> [CONSIGNA 1]
Cita íntegro y sin ningún cambio el texto sobre María, Madre del Salvador.
::: BLOQUE DE TEXTO
Todo esto se realizó por medio de María, la Madre del Salvador, contra el que se precipitó Satanás, pero del que éste fue definitivamente vencido. Cristo, hijo de María, es el Vencedor, sin embargo, para que la humanidad pueda gozar plenamente de la victoria conseguida por él, es necesario que, como él, sostenga la lucha. En este duro combate el hombre es sostenido por la fe en Cristo y por el poder de su gracia; pero también lo es por la protección materna de María que desde la gloria del cielo no cesa de interceder por cuantos militan en seguimiento de su Hijo divino. Ellos vencerán en virtud de la sangre del Cordero (Ap 12, 11), la sangre que le fue dada por la Virgen Madre. María dio el Salvador al mundo; por medio de ella, pues, “llega la victoria, el poder y el reino de nuestro Dios, y el mando de su Mesías” (ib 10). Así sucedió porque tal ha sido “la voluntad del que ha establecido que lo tuviésemos todo por medio de María” (San Bernardo, De aquad, 7).
::::::
> [CONSIGNA 2]
Imprime tal cual las líneas de los registros desde la primera hasta la que contiene "data-point [430, 137, 437, 144]", ambas incluidas.
::: LISTA DE REGISTROS
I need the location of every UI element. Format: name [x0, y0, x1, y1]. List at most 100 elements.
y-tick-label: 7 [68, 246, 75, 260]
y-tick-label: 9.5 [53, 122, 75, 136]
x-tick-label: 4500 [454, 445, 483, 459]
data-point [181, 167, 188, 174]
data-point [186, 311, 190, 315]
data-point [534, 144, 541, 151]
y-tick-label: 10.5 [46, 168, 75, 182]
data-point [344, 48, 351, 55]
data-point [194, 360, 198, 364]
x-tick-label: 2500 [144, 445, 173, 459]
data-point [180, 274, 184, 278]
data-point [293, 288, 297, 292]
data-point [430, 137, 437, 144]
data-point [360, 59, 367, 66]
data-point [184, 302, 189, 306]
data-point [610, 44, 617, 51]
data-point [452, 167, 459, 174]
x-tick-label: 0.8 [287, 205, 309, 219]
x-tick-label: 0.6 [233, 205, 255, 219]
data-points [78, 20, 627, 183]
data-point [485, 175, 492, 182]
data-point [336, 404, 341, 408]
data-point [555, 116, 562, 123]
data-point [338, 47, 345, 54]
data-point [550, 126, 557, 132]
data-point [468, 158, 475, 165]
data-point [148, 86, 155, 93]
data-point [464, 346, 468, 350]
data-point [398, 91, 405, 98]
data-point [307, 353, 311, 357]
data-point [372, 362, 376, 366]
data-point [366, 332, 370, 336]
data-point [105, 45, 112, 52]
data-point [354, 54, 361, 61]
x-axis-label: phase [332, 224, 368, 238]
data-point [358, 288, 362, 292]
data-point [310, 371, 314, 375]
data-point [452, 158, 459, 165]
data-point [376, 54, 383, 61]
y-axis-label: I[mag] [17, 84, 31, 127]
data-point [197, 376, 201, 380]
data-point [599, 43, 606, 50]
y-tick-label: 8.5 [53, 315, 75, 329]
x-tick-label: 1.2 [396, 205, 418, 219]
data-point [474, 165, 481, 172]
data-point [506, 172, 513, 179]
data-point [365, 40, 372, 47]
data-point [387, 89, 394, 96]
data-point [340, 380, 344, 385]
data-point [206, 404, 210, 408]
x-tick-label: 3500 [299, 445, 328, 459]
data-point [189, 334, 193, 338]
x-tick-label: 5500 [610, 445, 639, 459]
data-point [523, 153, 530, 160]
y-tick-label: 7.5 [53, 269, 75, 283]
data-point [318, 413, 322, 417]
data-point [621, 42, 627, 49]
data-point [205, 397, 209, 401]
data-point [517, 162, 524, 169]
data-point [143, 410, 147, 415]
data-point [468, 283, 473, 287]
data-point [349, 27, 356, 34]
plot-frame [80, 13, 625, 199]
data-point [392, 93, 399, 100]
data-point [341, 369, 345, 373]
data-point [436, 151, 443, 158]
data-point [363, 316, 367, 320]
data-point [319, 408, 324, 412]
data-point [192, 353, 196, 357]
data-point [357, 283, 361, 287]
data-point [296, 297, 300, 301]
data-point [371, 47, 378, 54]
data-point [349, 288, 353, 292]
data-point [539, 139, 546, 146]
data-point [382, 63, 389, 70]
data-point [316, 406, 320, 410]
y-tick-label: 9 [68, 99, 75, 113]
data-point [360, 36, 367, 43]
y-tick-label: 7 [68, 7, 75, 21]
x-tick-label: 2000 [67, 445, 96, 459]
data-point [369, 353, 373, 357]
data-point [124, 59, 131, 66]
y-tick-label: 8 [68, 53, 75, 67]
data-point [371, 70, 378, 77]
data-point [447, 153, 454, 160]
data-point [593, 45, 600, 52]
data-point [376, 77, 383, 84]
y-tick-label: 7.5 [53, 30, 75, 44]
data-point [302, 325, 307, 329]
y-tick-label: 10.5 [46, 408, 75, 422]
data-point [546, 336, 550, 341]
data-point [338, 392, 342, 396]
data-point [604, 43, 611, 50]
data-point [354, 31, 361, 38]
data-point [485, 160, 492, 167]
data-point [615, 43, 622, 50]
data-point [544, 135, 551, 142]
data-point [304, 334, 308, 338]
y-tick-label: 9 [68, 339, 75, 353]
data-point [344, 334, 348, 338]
::::::
> [SOLUCIÓN 1]
Todo esto se realizó por medio de María, la Madre del Salvador, contra el que se precipitó Satanás, pero del que éste fue definitivamente vencido. Cristo, hijo de María, es el Vencedor, sin embargo, para que la humanidad pueda gozar plenamente de la victoria conseguida por él, es necesario que, como él, sostenga la lucha. En este duro combate el hombre es sostenido por la fe en Cristo y por el poder de su gracia; pero también lo es por la protección materna de María que desde la gloria del cielo no cesa de interceder por cuantos militan en seguimiento de su Hijo divino. Ellos vencerán en virtud de la sangre del Cordero (Ap 12, 11), la sangre que le fue dada por la Virgen Madre. María dio el Salvador al mundo; por medio de ella, pues, “llega la victoria, el poder y el reino de nuestro Dios, y el mando de su Mesías” (ib 10). Así sucedió porque tal ha sido “la voluntad del que ha establecido que lo tuviésemos todo por medio de María” (San Bernardo, De aquad, 7).

> [SOLUCIÓN 2]
I need the location of every UI element. Format: name [x0, y0, x1, y1]. List at most 100 elements.
y-tick-label: 7 [68, 246, 75, 260]
y-tick-label: 9.5 [53, 122, 75, 136]
x-tick-label: 4500 [454, 445, 483, 459]
data-point [181, 167, 188, 174]
data-point [186, 311, 190, 315]
data-point [534, 144, 541, 151]
y-tick-label: 10.5 [46, 168, 75, 182]
data-point [344, 48, 351, 55]
data-point [194, 360, 198, 364]
x-tick-label: 2500 [144, 445, 173, 459]
data-point [180, 274, 184, 278]
data-point [293, 288, 297, 292]
data-point [430, 137, 437, 144]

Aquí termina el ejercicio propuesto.